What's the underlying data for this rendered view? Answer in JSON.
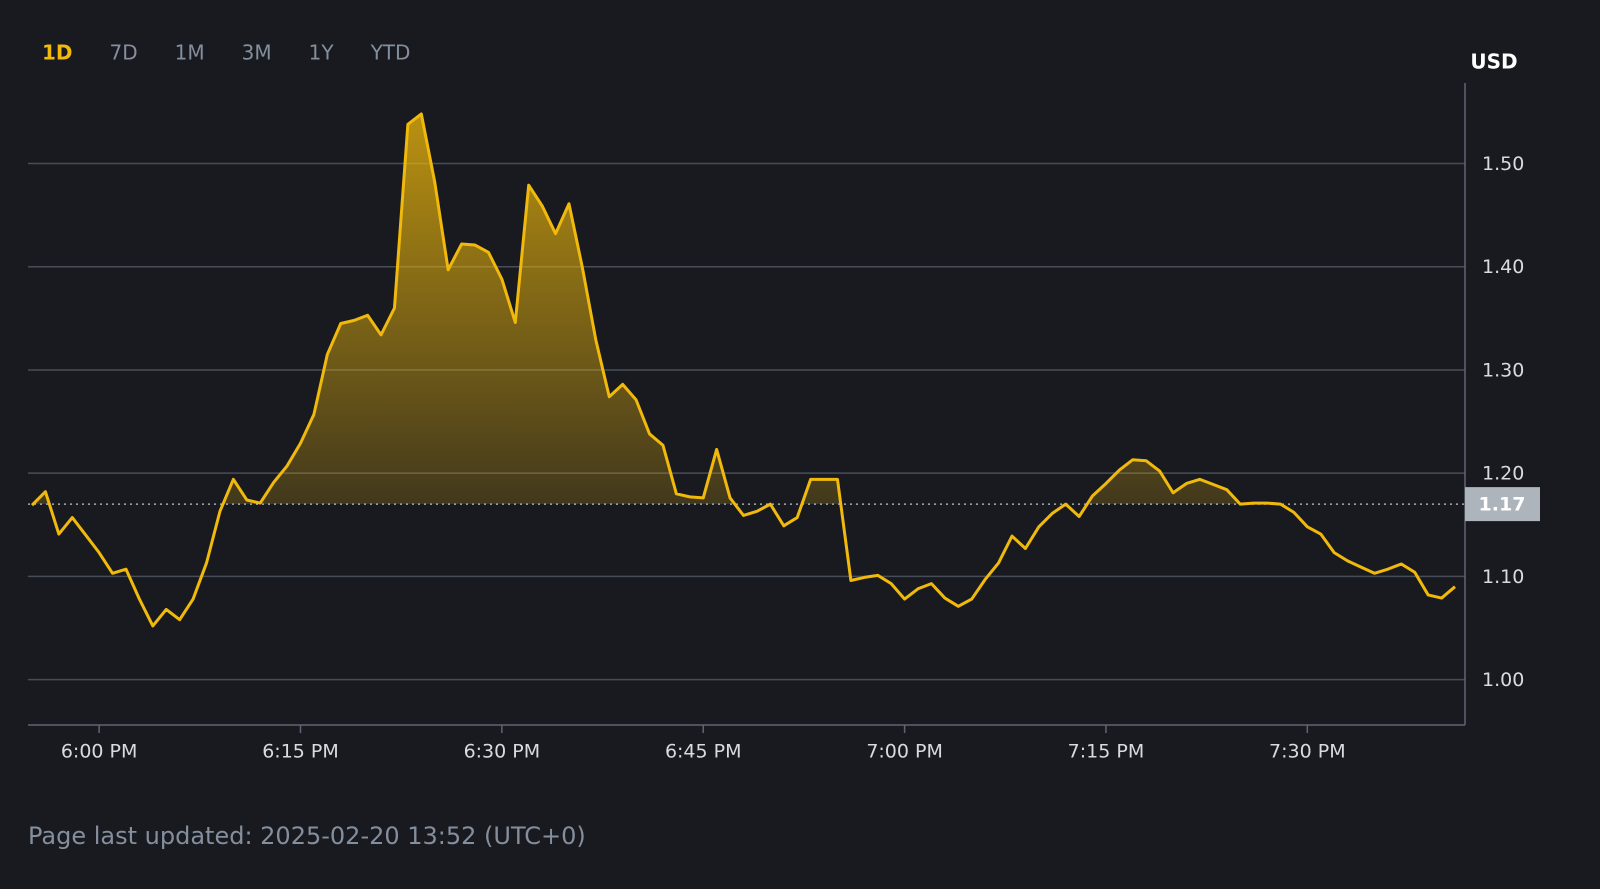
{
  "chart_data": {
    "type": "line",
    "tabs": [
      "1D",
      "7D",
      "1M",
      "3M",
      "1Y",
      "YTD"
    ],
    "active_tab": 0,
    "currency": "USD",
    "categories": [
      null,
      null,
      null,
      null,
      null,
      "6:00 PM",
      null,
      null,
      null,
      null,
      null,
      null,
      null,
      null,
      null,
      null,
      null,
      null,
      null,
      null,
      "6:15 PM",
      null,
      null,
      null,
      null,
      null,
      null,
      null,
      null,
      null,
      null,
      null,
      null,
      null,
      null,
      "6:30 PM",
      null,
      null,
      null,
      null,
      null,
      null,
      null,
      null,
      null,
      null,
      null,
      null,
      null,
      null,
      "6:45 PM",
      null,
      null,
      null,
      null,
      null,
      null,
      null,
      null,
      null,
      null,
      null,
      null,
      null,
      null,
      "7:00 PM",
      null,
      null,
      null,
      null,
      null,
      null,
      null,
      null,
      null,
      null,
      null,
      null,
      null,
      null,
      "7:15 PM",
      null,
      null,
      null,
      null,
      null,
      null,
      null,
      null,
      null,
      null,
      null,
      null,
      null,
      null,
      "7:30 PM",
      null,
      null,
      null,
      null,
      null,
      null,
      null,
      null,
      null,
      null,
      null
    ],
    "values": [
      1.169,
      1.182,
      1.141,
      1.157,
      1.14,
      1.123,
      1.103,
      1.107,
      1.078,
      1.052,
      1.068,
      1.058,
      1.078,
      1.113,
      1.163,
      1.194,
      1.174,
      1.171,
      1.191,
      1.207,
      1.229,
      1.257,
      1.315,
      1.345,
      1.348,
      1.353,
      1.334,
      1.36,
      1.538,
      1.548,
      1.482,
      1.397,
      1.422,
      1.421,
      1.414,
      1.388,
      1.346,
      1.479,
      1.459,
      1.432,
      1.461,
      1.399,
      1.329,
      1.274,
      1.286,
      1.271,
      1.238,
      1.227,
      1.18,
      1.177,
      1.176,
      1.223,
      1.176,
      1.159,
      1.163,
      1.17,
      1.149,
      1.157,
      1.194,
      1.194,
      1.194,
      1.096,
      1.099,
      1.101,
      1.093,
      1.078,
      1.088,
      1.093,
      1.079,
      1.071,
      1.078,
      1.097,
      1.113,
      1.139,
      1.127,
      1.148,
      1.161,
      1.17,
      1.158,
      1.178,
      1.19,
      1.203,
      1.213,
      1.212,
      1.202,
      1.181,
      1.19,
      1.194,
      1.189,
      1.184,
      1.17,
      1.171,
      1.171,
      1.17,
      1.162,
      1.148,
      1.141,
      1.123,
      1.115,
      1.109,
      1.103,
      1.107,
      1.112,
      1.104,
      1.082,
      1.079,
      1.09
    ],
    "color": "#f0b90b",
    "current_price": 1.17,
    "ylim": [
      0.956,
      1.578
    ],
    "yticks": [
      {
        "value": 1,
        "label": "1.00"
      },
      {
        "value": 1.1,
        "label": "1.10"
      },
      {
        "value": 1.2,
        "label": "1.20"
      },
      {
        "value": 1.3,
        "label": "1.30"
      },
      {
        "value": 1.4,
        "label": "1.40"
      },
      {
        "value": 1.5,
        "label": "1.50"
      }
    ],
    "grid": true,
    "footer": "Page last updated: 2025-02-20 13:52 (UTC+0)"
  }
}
...
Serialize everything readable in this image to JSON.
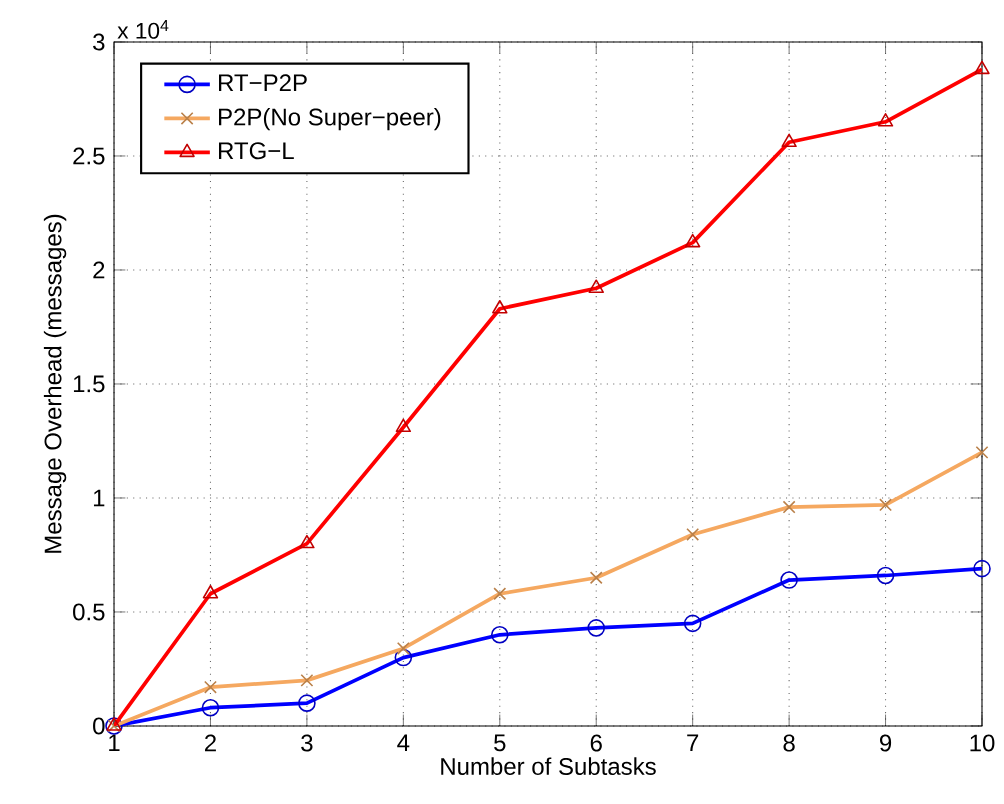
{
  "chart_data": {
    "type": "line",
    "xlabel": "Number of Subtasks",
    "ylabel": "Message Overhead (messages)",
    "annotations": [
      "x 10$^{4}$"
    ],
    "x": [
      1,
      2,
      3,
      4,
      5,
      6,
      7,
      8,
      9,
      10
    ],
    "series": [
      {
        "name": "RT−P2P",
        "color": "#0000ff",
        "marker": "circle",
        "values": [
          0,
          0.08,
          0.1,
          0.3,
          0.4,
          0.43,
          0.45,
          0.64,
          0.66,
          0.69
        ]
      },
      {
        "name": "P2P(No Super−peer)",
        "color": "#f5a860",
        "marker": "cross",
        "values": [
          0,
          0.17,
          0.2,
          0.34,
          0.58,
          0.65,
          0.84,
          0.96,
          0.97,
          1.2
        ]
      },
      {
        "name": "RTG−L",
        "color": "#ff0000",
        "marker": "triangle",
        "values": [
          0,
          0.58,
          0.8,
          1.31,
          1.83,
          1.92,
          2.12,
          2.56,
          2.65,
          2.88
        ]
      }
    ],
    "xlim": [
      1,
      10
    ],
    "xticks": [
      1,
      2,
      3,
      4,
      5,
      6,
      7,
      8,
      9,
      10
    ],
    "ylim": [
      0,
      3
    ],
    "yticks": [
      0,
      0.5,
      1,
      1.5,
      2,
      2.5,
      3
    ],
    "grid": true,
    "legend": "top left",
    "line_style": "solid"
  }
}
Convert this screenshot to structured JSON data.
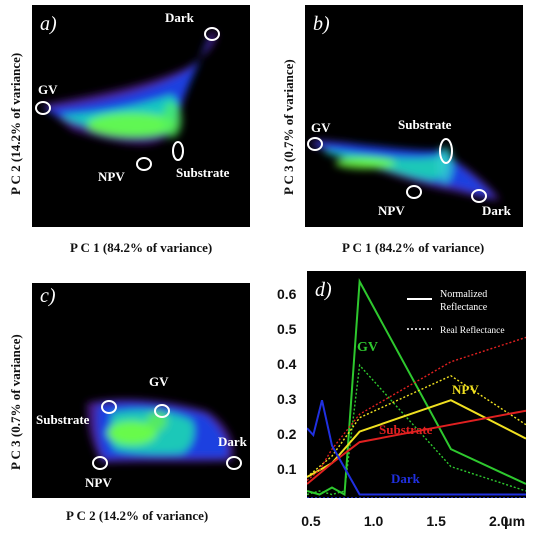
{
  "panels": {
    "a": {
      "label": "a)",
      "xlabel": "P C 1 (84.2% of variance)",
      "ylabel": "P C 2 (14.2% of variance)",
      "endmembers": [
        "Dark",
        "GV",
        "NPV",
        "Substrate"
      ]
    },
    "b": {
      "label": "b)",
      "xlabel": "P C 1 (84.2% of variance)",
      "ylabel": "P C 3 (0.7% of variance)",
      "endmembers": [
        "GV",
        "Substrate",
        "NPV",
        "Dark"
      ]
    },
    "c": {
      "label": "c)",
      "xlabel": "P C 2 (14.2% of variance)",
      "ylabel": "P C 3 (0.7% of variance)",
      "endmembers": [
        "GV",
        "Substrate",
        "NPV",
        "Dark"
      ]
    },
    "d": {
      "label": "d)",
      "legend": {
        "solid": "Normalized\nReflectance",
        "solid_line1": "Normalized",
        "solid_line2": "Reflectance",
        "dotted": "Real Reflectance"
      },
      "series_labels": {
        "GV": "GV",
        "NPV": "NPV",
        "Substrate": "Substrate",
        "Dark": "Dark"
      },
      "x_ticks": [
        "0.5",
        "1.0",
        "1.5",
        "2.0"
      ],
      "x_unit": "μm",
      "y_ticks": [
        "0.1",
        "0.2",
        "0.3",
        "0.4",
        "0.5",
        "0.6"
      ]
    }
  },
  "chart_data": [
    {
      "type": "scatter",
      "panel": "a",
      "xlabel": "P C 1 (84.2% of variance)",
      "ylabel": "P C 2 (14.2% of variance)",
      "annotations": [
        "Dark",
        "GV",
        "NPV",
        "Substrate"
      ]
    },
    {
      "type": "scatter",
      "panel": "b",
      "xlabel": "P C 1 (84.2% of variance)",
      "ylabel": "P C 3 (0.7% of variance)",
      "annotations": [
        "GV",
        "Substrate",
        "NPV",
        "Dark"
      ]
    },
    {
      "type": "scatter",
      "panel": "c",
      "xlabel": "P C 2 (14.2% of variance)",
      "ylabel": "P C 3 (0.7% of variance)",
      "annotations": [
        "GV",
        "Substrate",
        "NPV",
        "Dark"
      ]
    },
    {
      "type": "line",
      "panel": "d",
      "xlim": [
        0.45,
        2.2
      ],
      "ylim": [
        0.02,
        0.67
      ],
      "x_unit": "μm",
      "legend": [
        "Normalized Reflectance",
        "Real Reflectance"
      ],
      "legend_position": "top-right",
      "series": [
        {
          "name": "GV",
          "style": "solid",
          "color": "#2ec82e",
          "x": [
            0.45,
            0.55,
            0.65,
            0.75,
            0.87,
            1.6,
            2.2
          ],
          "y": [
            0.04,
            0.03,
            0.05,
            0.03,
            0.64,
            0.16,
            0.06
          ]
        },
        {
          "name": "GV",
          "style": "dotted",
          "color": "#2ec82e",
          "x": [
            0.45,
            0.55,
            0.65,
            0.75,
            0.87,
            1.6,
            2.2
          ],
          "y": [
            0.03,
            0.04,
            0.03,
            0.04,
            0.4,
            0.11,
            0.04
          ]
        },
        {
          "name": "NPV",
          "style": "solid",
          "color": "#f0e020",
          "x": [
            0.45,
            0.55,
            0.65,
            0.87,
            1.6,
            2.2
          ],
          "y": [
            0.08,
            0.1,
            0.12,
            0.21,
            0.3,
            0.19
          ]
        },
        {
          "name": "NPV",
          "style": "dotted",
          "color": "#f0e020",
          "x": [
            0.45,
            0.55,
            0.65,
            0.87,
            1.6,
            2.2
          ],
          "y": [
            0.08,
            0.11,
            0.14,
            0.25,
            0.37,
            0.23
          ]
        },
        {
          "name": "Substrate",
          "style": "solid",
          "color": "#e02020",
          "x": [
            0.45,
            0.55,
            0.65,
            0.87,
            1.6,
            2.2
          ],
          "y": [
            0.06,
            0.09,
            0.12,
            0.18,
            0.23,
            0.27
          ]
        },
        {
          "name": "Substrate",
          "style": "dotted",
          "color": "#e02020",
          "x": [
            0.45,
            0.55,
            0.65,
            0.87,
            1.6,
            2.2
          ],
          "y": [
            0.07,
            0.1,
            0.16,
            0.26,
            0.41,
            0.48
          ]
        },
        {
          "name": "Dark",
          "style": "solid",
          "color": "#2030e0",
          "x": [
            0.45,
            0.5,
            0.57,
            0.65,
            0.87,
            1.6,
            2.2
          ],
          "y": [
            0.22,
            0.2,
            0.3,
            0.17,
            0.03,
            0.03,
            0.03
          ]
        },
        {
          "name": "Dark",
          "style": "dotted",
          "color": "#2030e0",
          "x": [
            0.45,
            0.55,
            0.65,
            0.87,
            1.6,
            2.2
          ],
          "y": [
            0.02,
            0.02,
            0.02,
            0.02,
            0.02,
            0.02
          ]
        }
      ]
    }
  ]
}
---
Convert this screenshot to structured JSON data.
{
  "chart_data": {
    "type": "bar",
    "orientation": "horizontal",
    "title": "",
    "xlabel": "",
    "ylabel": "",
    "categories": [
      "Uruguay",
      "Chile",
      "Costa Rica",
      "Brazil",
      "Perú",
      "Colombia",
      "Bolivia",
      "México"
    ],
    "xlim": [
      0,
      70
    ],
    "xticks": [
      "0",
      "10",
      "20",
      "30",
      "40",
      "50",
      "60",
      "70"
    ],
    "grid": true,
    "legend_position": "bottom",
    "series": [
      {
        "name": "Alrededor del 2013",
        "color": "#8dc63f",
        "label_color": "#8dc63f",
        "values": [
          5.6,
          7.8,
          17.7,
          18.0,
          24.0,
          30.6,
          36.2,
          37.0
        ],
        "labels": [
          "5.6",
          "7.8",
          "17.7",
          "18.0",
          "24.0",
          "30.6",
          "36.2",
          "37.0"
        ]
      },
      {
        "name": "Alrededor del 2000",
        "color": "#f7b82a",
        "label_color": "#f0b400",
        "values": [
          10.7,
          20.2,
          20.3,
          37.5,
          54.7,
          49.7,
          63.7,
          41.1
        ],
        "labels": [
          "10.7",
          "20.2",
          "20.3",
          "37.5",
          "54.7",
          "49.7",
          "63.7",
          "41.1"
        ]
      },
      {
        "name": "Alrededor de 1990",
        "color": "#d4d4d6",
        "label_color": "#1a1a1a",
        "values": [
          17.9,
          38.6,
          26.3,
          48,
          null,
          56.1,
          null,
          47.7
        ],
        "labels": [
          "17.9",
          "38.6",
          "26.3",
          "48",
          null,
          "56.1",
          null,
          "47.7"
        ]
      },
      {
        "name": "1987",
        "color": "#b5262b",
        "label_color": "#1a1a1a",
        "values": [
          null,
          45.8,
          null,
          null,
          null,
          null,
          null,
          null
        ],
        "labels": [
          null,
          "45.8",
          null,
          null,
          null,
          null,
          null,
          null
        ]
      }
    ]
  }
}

**WORK TO COMPLETE:** Using the records above, gather all lines where the string "Normalized" is present.

**SOLUTION TO THIS EXERCISE:**
        "solid": "Normalized\nReflectance",
        "solid_line1": "Normalized",
        "Normalized Reflectance",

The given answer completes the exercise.